-- Begin RECORDS PROVIDED --

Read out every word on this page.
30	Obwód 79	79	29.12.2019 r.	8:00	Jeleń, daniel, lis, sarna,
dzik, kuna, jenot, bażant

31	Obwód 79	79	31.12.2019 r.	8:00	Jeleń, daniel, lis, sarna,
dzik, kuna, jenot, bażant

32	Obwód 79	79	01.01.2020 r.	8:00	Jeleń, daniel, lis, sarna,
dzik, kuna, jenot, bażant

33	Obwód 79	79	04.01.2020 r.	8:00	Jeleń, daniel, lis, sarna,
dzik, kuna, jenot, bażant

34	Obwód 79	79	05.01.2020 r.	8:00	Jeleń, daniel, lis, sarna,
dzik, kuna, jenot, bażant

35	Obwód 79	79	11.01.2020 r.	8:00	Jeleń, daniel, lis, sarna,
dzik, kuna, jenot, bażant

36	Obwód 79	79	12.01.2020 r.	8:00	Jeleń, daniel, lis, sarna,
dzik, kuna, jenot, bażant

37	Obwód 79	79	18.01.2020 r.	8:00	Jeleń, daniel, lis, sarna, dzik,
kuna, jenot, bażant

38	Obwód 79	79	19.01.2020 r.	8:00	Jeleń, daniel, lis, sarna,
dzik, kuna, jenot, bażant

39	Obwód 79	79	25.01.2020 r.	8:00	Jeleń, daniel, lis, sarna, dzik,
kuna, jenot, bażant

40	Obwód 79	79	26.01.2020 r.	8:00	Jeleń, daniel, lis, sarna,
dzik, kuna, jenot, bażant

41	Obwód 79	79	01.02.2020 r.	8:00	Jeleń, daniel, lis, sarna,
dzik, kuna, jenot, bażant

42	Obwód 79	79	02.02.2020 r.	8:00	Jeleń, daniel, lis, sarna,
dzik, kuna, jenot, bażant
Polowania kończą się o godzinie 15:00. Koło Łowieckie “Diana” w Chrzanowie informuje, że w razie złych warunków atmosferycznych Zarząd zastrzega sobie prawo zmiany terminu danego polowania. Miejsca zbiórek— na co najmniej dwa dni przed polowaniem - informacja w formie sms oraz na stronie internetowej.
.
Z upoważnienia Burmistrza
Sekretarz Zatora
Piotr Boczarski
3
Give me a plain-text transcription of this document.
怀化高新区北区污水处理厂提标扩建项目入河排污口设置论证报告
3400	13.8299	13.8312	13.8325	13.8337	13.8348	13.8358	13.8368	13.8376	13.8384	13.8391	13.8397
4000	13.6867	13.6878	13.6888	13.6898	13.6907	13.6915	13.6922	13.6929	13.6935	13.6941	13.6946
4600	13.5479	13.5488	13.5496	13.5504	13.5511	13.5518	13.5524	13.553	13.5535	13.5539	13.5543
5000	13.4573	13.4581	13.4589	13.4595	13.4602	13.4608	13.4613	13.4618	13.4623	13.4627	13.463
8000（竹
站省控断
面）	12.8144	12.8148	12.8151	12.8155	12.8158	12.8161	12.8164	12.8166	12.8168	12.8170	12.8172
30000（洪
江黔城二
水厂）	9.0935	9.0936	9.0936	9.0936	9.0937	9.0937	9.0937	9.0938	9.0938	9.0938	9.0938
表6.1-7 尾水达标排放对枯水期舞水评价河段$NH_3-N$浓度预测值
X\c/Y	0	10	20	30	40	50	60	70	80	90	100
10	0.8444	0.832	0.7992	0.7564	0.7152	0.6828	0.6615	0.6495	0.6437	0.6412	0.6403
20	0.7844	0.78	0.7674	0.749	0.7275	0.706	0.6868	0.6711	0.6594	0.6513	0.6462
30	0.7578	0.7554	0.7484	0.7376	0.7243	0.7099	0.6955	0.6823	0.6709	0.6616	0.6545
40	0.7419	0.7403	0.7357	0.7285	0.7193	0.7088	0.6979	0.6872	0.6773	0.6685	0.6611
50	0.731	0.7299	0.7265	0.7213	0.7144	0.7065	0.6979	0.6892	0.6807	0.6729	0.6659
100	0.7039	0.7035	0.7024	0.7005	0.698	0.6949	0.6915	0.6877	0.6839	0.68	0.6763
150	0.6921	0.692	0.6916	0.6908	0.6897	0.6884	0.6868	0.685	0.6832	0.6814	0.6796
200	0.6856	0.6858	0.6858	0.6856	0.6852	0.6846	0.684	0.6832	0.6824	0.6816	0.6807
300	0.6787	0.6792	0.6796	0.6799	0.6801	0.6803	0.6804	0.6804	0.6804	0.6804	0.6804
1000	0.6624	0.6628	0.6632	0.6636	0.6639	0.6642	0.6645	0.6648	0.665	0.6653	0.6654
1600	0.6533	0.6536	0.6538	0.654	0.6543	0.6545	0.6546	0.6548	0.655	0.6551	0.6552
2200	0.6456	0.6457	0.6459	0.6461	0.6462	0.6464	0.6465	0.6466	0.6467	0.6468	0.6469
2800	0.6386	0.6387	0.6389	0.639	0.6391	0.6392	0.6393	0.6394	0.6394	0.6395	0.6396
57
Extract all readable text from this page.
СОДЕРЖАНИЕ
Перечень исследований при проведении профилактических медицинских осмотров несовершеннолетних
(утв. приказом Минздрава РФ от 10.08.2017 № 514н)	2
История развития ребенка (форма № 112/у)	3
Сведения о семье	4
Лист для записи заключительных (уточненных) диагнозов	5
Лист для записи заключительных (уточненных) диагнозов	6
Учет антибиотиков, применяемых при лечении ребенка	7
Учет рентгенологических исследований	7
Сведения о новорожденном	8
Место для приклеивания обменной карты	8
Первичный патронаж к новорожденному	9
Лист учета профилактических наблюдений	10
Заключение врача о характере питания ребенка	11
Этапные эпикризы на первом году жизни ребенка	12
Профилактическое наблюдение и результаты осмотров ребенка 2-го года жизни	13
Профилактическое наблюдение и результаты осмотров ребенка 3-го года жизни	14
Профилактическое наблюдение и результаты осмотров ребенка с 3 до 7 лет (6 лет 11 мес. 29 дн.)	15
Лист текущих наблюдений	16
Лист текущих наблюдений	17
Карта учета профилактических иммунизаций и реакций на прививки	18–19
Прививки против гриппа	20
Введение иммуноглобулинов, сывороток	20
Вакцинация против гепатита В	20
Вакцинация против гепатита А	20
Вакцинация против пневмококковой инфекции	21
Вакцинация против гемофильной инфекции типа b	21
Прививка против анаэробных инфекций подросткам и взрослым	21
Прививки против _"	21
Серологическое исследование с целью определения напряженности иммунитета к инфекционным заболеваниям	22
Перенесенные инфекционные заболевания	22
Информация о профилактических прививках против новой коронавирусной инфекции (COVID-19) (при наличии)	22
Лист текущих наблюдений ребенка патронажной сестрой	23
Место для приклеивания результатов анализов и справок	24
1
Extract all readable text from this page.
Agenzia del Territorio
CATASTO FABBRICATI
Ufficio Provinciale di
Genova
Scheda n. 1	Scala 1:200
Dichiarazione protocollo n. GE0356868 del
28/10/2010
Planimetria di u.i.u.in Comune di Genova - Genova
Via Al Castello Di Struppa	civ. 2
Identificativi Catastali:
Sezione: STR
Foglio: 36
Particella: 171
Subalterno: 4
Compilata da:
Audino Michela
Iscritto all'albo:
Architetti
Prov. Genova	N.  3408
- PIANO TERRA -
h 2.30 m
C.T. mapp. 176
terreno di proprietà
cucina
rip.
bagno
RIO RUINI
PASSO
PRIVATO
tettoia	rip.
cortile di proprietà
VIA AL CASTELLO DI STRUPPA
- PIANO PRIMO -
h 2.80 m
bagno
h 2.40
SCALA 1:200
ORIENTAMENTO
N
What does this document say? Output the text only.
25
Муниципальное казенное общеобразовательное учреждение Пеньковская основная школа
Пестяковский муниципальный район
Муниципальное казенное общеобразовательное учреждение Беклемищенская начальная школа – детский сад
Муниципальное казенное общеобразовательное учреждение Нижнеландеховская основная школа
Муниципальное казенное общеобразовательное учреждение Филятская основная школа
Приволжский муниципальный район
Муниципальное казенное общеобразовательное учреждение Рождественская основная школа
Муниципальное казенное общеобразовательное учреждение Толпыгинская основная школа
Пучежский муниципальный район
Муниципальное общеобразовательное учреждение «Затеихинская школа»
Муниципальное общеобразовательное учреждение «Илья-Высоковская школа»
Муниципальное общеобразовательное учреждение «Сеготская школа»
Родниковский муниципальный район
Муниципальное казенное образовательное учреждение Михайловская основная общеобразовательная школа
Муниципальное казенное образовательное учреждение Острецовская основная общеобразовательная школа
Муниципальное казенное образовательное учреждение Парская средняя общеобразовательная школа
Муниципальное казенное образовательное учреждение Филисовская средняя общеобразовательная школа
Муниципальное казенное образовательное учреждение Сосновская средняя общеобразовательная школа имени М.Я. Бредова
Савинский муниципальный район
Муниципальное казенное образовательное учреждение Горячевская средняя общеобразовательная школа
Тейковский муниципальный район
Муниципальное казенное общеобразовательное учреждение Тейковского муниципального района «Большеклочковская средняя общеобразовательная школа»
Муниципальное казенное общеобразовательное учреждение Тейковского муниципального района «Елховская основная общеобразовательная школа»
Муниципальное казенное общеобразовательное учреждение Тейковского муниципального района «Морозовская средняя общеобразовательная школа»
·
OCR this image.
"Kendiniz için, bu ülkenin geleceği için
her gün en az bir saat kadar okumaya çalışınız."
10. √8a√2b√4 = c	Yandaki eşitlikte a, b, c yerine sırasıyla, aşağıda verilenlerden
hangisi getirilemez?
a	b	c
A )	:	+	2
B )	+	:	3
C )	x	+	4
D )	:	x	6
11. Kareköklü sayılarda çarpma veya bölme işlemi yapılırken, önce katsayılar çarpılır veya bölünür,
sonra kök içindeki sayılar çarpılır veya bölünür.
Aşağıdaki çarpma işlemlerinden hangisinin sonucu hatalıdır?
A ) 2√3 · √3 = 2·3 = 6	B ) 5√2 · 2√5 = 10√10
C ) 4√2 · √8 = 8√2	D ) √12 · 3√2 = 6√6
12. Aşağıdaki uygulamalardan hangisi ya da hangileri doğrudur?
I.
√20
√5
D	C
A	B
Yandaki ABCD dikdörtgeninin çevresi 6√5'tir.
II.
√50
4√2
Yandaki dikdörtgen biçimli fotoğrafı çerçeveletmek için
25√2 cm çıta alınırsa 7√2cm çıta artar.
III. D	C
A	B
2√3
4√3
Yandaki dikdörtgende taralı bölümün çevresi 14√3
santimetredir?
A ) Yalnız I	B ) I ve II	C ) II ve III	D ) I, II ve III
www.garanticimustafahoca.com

-- End RECORDS PROVIDED --

» **GIVEN TASK**:
Search the data for the string "proprietà" and copy each line where it appears.

» **EXERCISE OUTPUT**:
terreno di proprietà
cortile di proprietà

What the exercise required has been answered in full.